Problem to work on:
In this exercise, return only the lines that run from the line with "OCR this image." to the end of the entries below, both included. Pictures are not copied.

Source records:
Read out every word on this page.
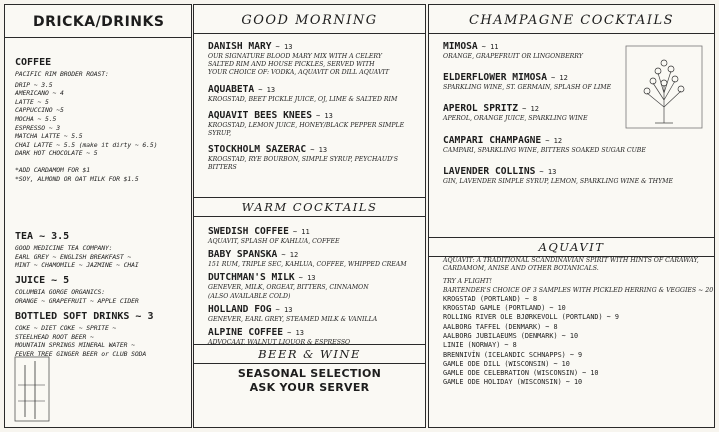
DRICKA/DRINKS
COFFEE
PACIFIC RIM BRODER ROAST:
DRIP ~ 3.5
AMERICANO ~ 4
LATTE ~ 5
CAPPUCCINO ~5
MOCHA ~ 5.5
ESPRESSO ~ 3
MATCHA LATTE ~ 5.5
CHAI LATTE ~ 5.5 (make it dirty ~ 6.5)
DARK HOT CHOCOLATE ~ 5
*ADD CARDAMOM FOR $1
*SOY, ALMOND OR OAT MILK FOR $1.5
TEA ~ 3.5
GOOD MEDICINE TEA COMPANY:
EARL GREY ~ ENGLISH BREAKFAST ~
MINT ~ CHAMOMILE ~ JAZMINE ~ CHAI
JUICE ~ 5
COLUMBIA GORGE ORGANICS:
ORANGE ~ GRAPEFRUIT ~ APPLE CIDER
BOTTLED SOFT DRINKS ~ 3
COKE ~ DIET COKE ~ SPRITE ~
STEELHEAD ROOT BEER ~
MOUNTAIN SPRINGS MINERAL WATER ~
FEVER TREE GINGER BEER or CLUB SODA
GOOD MORNING
DANISH MARY ~ 13
OUR SIGNATURE BLOOD MARY MIX WITH A CELERY
SALTED RIM AND HOUSE PICKLES, SERVED WITH
YOUR CHOICE OF: VODKA, AQUAVIT OR DILL AQUAVIT
AQUABETA ~ 13
KROGSTAD, BEET PICKLE JUICE, OJ, LIME & SALTED RIM
AQUAVIT BEES KNEES ~ 13
KROGSTAD, LEMON JUICE, HONEY/BLACK PEPPER SIMPLE SYRUP,
STOCKHOLM SAZERAC ~ 13
KROGSTAD, RYE BOURBON, SIMPLE SYRUP, PEYCHAUD'S BITTERS
WARM COCKTAILS
SWEDISH COFFEE ~ 11
AQUAVIT, SPLASH OF KAHLUA, COFFEE
BABY SPANSKA ~ 12
151 RUM, TRIPLE SEC, KAHLUA, COFFEE, WHIPPED CREAM
DUTCHMAN'S MILK ~ 13
GENEVER, MILK, ORGEAT, BITTERS, CINNAMON
(ALSO AVAILABLE COLD)
HOLLAND FOG ~ 13
GENEVER, EARL GREY, STEAMED MILK & VANILLA
ALPINE COFFEE ~ 13
ADVOCAAT, WALNUT LIQUOR & ESPRESSO
BEER & WINE
SEASONAL SELECTION
ASK YOUR SERVER
CHAMPAGNE COCKTAILS
MIMOSA ~ 11
ORANGE, GRAPEFRUIT OR LINGONBERRY
ELDERFLOWER MIMOSA ~ 12
SPARKLING WINE, ST. GERMAIN, SPLASH OF LIME
APEROL SPRITZ ~ 12
APEROL, ORANGE JUICE, SPARKLING WINE
CAMPARI CHAMPAGNE ~ 12
CAMPARI, SPARKLING WINE, BITTERS SOAKED SUGAR CUBE
LAVENDER COLLINS ~ 13
GIN, LAVENDER SIMPLE SYRUP, LEMON, SPARKLING WINE & THYME
AQUAVIT
AQUAVIT: A TRADITIONAL SCANDINAVIAN SPIRIT WITH HINTS OF CARAWAY,
CARDAMOM, ANISE AND OTHER BOTANICALS.
TRY A FLIGHT!
BARTENDER'S CHOICE OF 3 SAMPLES WITH PICKLED HERRING & VEGGIES ~ 20
KROGSTAD (PORTLAND) ~ 8
KROGSTAD GAMLE (PORTLAND) ~ 10
ROLLING RIVER OLE BJØRKEVOLL (PORTLAND) ~ 9
AALBORG TAFFEL (DENMARK) ~ 8
AALBORG JUBILAEUMS (DENMARK) ~ 10
LINIE (NORWAY) ~ 8
BRENNIVÍN (ICELANDIC SCHNAPPS) ~ 9
GAMLE ODE DILL (WISCONSIN) ~ 10
GAMLE ODE CELEBRATION (WISCONSIN) ~ 10
GAMLE ODE HOLIDAY (WISCONSIN) ~ 10
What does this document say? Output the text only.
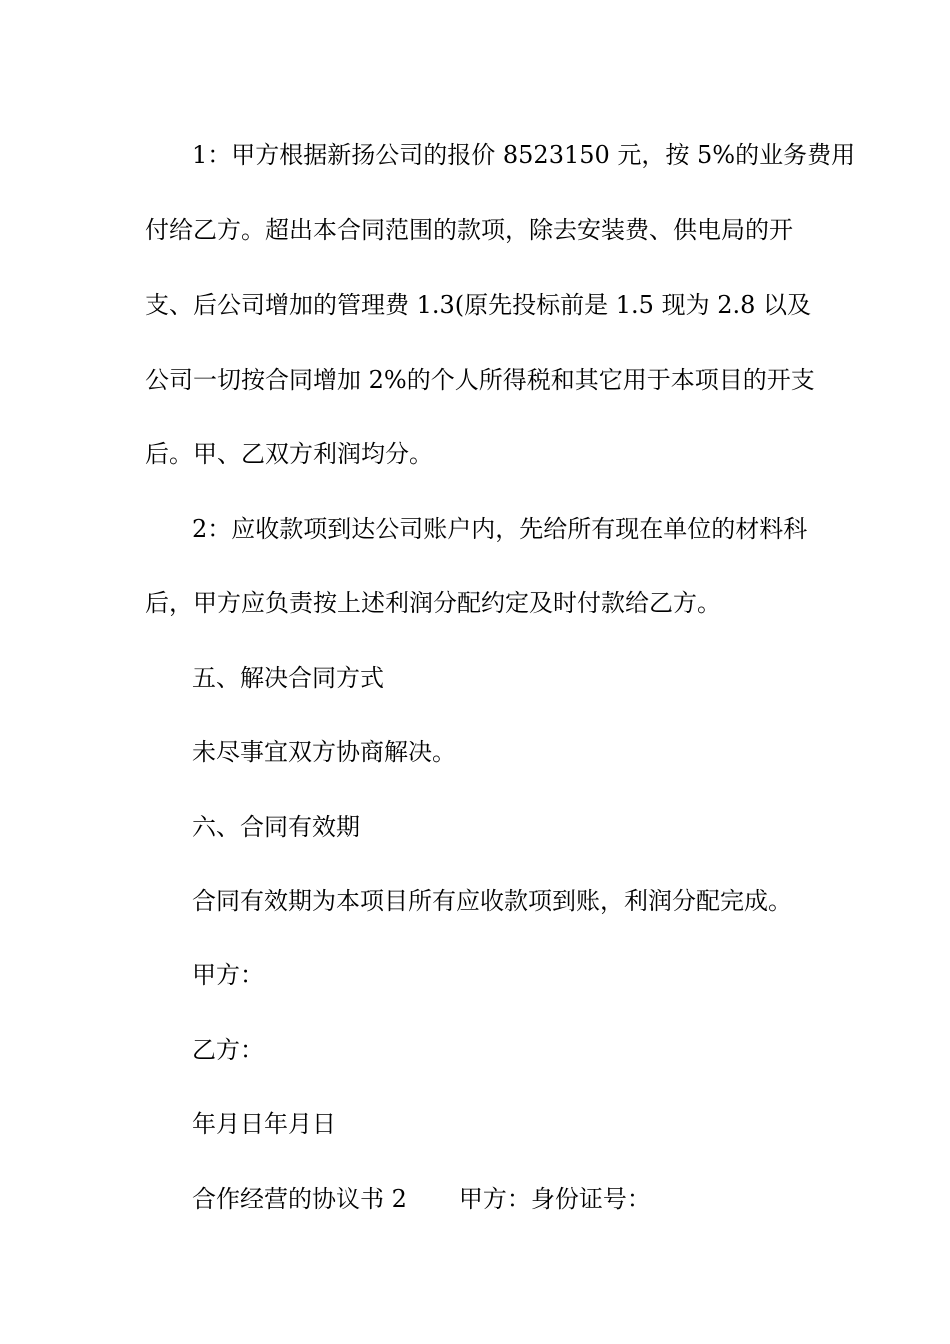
1：甲方根据新扬公司的报价 8523150 元，按 5%的业务费用
付给乙方。超出本合同范围的款项，除去安装费、供电局的开
支、后公司增加的管理费 1.3(原先投标前是 1.5 现为 2.8 以及
公司一切按合同增加 2%的个人所得税和其它用于本项目的开支
后。甲、乙双方利润均分。
2：应收款项到达公司账户内，先给所有现在单位的材料科
后，甲方应负责按上述利润分配约定及时付款给乙方。
五、解决合同方式
未尽事宜双方协商解决。
六、合同有效期
合同有效期为本项目所有应收款项到账，利润分配完成。
甲方：
乙方：
年月日年月日
合作经营的协议书 2 甲方：身份证号：
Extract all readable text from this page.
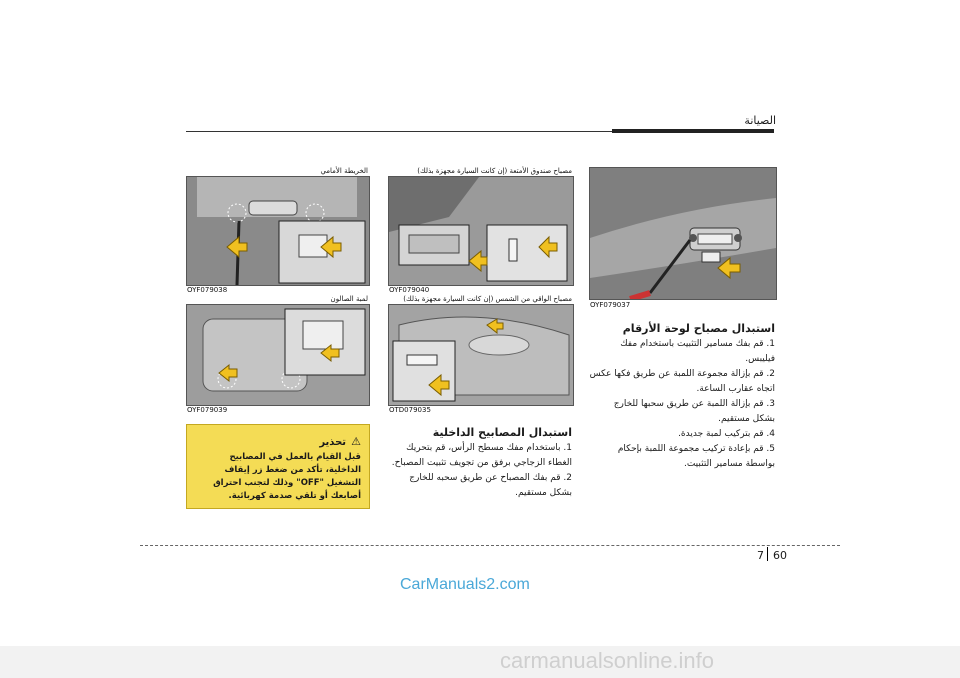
الصيانة
OYF079037
استبدال مصباح لوحة الأرقام

1. قم بفك مسامير التثبيت باستخدام مفك فيليبس.

2. قم بإزالة مجموعة اللمبة عن طريق فكها عكس اتجاه عقارب الساعة.

3. قم بإزالة اللمبة عن طريق سحبها للخارج بشكل مستقيم.

4. قم بتركيب لمبة جديدة.

5. قم بإعادة تركيب مجموعة اللمبة بإحكام بواسطة مسامير التثبيت.

مصباح صندوق الأمتعة (إن كانت السيارة مجهزة بذلك)
OYF079040
مصباح الواقي من الشمس (إن كانت السيارة مجهزة بذلك)
OTD079035
استبدال المصابيح الداخلية

1. باستخدام مفك مسطح الرأس، قم بتحريك الغطاء الزجاجي برفق من تجويف تثبيت المصباح.

2. قم بفك المصباح عن طريق سحبه للخارج بشكل مستقيم.

الخريطة الأمامي
OYF079038
لمبة الصالون
OYF079039
⚠ تحذير
قبل القيام بالعمل في المصابيح الداخلية، تأكد من ضغط زر إيقاف التشغيل "OFF" وذلك لتجنب احتراق أصابعك أو تلقي صدمة كهربائية.
7 60
CarManuals2.com
carmanualsonline.info
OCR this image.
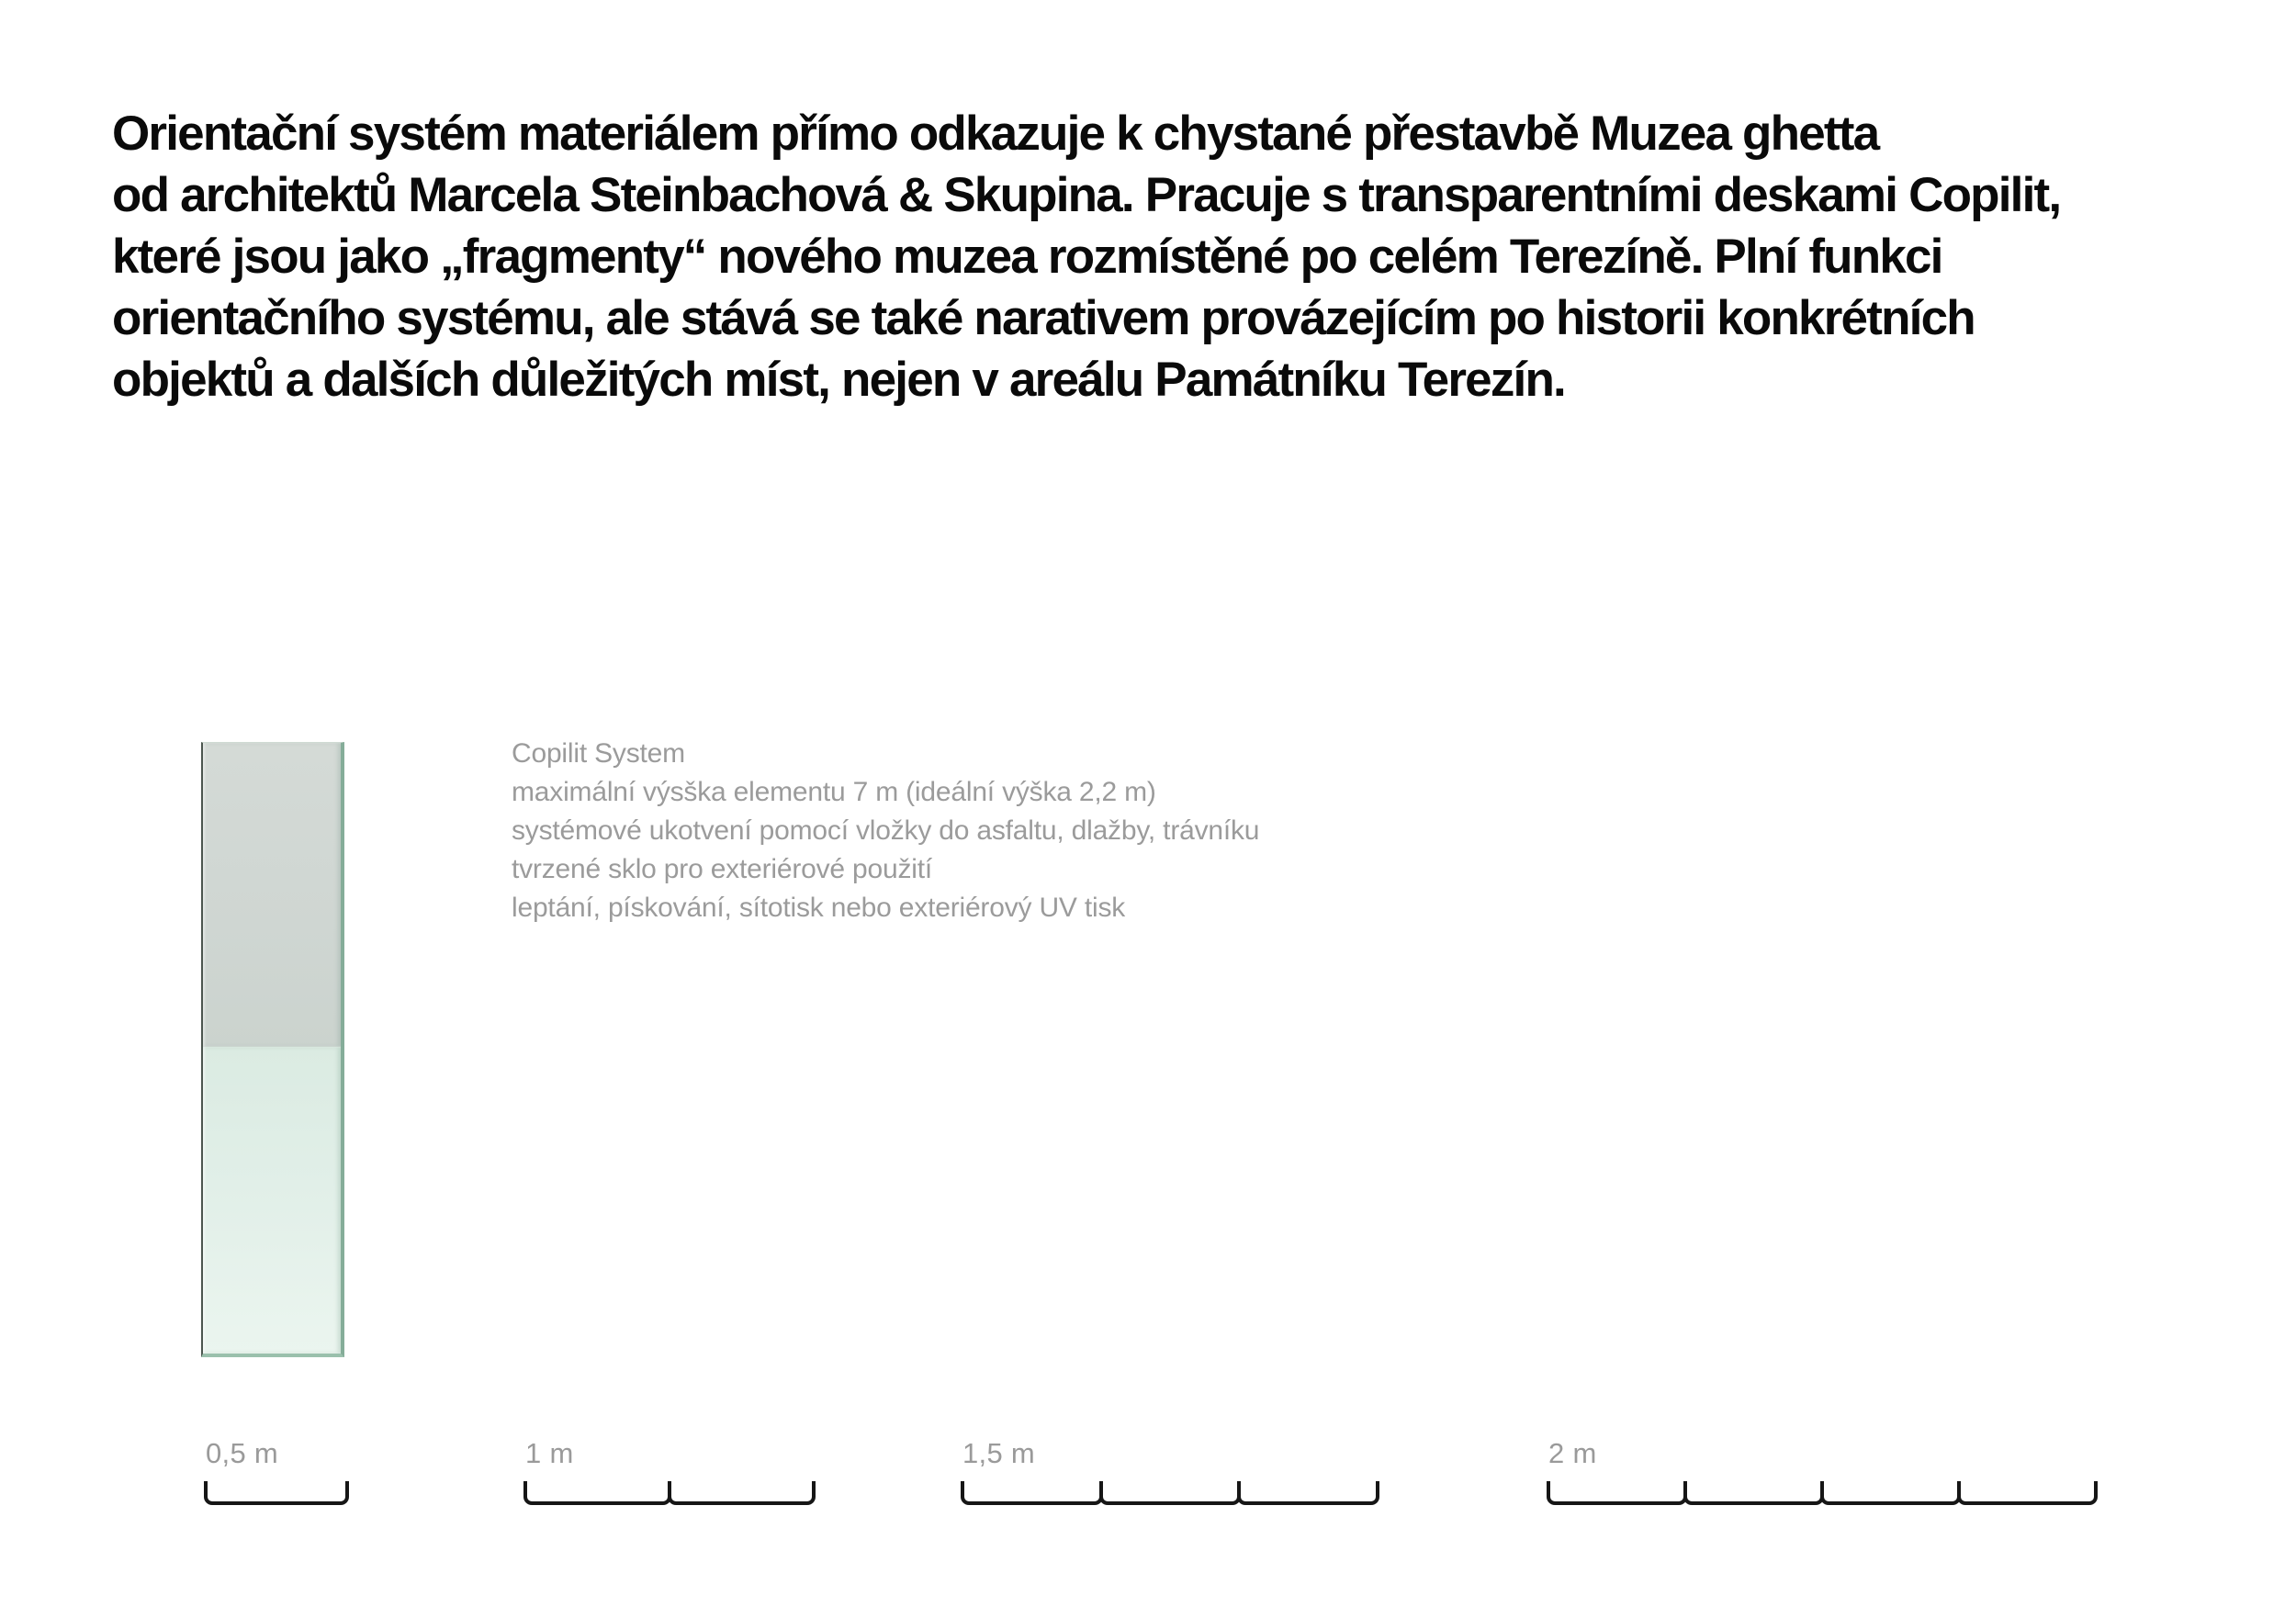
Orientační systém materiálem přímo odkazuje k chystané přestavbě Muzea ghetta
od architektů Marcela Steinbachová & Skupina. Pracuje s transparentními deskami Copilit,
které jsou jako „fragmenty“ nového muzea rozmístěné po celém Terezíně. Plní funkci
orientačního systému, ale stává se také narativem provázejícím po historii konkrétních
objektů a dalších důležitých míst, nejen v areálu Památníku Terezín.
Copilit System
maximální výsška elementu 7 m (ideální výška 2,2 m)
systémové ukotvení pomocí vložky do asfaltu, dlažby, trávníku
tvrzené sklo pro exteriérové použití
leptání, pískování, sítotisk nebo exteriérový UV tisk
0,5 m	1 m	1,5 m	2 m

Problem solution:
OCR this image.
Orientační systém materiálem přímo odkazuje k chystané přestavbě Muzea ghetta
od architektů Marcela Steinbachová & Skupina. Pracuje s transparentními deskami Copilit,
které jsou jako „fragmenty“ nového muzea rozmístěné po celém Terezíně. Plní funkci
orientačního systému, ale stává se také narativem provázejícím po historii konkrétních
objektů a dalších důležitých míst, nejen v areálu Památníku Terezín.
Copilit System
maximální výsška elementu 7 m (ideální výška 2,2 m)
systémové ukotvení pomocí vložky do asfaltu, dlažby, trávníku
tvrzené sklo pro exteriérové použití
leptání, pískování, sítotisk nebo exteriérový UV tisk
0,5 m	1 m	1,5 m	2 m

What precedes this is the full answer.